## WHAT TO WORK ON
Rewrite the entries from the first one through the line containing "code-line: 21. and", swapping "INVENTORY" for "INTERNAL" and leaving everything else unchanged.

--- BEGIN RECORDED DATA ---

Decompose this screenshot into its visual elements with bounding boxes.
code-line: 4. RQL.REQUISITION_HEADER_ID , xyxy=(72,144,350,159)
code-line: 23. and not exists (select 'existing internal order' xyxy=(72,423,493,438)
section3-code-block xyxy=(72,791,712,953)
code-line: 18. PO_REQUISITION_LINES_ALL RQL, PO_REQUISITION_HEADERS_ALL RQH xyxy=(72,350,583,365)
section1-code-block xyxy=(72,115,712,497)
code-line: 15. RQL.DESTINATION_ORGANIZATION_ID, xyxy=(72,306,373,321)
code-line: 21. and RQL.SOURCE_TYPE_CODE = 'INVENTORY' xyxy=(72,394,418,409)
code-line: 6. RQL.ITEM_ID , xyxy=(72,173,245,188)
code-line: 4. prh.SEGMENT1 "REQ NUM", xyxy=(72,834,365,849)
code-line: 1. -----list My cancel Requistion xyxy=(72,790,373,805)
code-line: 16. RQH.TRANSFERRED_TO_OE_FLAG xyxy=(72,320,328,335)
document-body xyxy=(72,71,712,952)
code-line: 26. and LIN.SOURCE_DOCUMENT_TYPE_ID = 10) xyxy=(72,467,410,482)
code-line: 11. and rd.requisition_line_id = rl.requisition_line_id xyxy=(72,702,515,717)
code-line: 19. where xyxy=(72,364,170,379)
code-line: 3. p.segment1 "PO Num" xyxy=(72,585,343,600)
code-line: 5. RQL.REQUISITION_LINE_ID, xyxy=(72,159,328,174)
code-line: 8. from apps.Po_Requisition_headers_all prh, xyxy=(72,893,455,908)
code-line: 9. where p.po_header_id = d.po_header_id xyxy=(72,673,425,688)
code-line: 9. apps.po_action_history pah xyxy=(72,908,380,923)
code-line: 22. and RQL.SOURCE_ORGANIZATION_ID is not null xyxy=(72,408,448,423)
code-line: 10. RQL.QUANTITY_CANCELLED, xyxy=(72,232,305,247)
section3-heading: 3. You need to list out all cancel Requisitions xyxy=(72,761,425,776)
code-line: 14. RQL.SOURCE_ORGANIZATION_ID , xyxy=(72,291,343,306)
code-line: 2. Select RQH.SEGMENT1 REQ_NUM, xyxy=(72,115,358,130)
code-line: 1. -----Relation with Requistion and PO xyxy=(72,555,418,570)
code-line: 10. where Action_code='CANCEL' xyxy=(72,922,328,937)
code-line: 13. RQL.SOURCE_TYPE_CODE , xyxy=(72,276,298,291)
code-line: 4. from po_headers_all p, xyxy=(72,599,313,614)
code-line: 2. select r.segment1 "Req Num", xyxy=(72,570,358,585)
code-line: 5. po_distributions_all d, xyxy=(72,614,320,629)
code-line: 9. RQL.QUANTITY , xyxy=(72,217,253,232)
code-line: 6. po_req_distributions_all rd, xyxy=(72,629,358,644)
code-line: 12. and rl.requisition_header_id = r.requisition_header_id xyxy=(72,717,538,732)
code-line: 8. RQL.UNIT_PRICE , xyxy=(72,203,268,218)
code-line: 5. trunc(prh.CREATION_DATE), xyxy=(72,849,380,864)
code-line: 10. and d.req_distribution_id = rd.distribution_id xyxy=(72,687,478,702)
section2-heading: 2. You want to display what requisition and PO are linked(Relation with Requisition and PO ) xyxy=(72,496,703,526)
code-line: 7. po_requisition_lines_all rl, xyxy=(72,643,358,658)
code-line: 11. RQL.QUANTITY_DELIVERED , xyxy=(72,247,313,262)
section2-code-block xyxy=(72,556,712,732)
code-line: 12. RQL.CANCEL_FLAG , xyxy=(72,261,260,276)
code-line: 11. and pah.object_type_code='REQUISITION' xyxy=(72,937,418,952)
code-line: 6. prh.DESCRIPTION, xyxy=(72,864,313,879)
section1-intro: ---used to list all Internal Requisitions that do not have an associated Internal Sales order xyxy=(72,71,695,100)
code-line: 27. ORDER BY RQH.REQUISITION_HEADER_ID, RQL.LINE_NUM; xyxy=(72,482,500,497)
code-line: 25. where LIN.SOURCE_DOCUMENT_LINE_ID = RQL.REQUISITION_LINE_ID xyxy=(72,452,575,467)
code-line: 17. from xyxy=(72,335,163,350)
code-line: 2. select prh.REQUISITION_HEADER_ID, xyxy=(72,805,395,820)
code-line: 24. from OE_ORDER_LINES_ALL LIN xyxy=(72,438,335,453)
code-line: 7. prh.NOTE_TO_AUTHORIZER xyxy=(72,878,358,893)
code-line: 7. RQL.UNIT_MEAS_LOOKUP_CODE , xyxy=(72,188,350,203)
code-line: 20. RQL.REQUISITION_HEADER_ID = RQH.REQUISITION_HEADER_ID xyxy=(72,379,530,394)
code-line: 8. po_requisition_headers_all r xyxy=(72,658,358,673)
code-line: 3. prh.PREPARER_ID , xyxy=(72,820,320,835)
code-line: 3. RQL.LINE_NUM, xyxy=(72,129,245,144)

--- END RECORDED DATA ---

## TASK RESULT
Decompose this screenshot into its visual elements with bounding boxes.
code-line: 4. RQL.REQUISITION_HEADER_ID , xyxy=(72,144,350,159)
code-line: 23. and not exists (select 'existing internal order' xyxy=(72,423,493,438)
section3-code-block xyxy=(72,791,712,953)
code-line: 18. PO_REQUISITION_LINES_ALL RQL, PO_REQUISITION_HEADERS_ALL RQH xyxy=(72,350,583,365)
section1-code-block xyxy=(72,115,712,497)
code-line: 15. RQL.DESTINATION_ORGANIZATION_ID, xyxy=(72,306,373,321)
code-line: 21. and RQL.SOURCE_TYPE_CODE = 'INTERNAL' xyxy=(72,394,418,409)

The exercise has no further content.